* [TASK DIRECTIONS]: Your task is to restate the data word for word.

====== DATASET ENTRIES ======

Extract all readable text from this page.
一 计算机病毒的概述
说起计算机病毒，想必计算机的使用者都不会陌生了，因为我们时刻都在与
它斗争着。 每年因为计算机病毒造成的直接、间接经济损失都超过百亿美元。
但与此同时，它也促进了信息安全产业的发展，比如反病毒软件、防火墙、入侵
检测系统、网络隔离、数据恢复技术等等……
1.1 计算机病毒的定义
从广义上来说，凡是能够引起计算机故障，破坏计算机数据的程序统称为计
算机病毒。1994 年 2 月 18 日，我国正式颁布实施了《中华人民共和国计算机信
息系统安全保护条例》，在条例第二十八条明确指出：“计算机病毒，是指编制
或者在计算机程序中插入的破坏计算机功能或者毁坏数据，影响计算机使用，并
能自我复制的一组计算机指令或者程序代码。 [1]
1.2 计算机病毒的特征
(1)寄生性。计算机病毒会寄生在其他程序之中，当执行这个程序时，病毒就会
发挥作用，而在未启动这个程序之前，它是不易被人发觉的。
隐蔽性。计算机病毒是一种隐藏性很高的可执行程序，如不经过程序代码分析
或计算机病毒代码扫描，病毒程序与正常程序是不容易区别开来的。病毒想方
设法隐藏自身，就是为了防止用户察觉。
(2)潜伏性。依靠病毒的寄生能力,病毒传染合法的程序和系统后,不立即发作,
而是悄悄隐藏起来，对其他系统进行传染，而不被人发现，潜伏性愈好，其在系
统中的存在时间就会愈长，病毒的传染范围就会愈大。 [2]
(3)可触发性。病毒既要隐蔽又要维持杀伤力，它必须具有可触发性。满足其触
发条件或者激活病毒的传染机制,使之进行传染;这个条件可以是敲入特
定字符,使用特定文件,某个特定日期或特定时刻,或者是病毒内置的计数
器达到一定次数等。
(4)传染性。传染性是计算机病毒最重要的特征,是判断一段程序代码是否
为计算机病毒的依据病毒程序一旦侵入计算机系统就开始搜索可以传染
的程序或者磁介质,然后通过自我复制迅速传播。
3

======

* [FULL SOLUTION]:
Extract all readable text from this page.
一 计算机病毒的概述
说起计算机病毒，想必计算机的使用者都不会陌生了，因为我们时刻都在与
它斗争着。 每年因为计算机病毒造成的直接、间接经济损失都超过百亿美元。
但与此同时，它也促进了信息安全产业的发展，比如反病毒软件、防火墙、入侵
检测系统、网络隔离、数据恢复技术等等……
1.1 计算机病毒的定义
从广义上来说，凡是能够引起计算机故障，破坏计算机数据的程序统称为计
算机病毒。1994 年 2 月 18 日，我国正式颁布实施了《中华人民共和国计算机信
息系统安全保护条例》，在条例第二十八条明确指出：“计算机病毒，是指编制
或者在计算机程序中插入的破坏计算机功能或者毁坏数据，影响计算机使用，并
能自我复制的一组计算机指令或者程序代码。 [1]
1.2 计算机病毒的特征
(1)寄生性。计算机病毒会寄生在其他程序之中，当执行这个程序时，病毒就会
发挥作用，而在未启动这个程序之前，它是不易被人发觉的。
隐蔽性。计算机病毒是一种隐藏性很高的可执行程序，如不经过程序代码分析
或计算机病毒代码扫描，病毒程序与正常程序是不容易区别开来的。病毒想方
设法隐藏自身，就是为了防止用户察觉。
(2)潜伏性。依靠病毒的寄生能力,病毒传染合法的程序和系统后,不立即发作,
而是悄悄隐藏起来，对其他系统进行传染，而不被人发现，潜伏性愈好，其在系
统中的存在时间就会愈长，病毒的传染范围就会愈大。 [2]
(3)可触发性。病毒既要隐蔽又要维持杀伤力，它必须具有可触发性。满足其触
发条件或者激活病毒的传染机制,使之进行传染;这个条件可以是敲入特
定字符,使用特定文件,某个特定日期或特定时刻,或者是病毒内置的计数
器达到一定次数等。
(4)传染性。传染性是计算机病毒最重要的特征,是判断一段程序代码是否
为计算机病毒的依据病毒程序一旦侵入计算机系统就开始搜索可以传染
的程序或者磁介质,然后通过自我复制迅速传播。
3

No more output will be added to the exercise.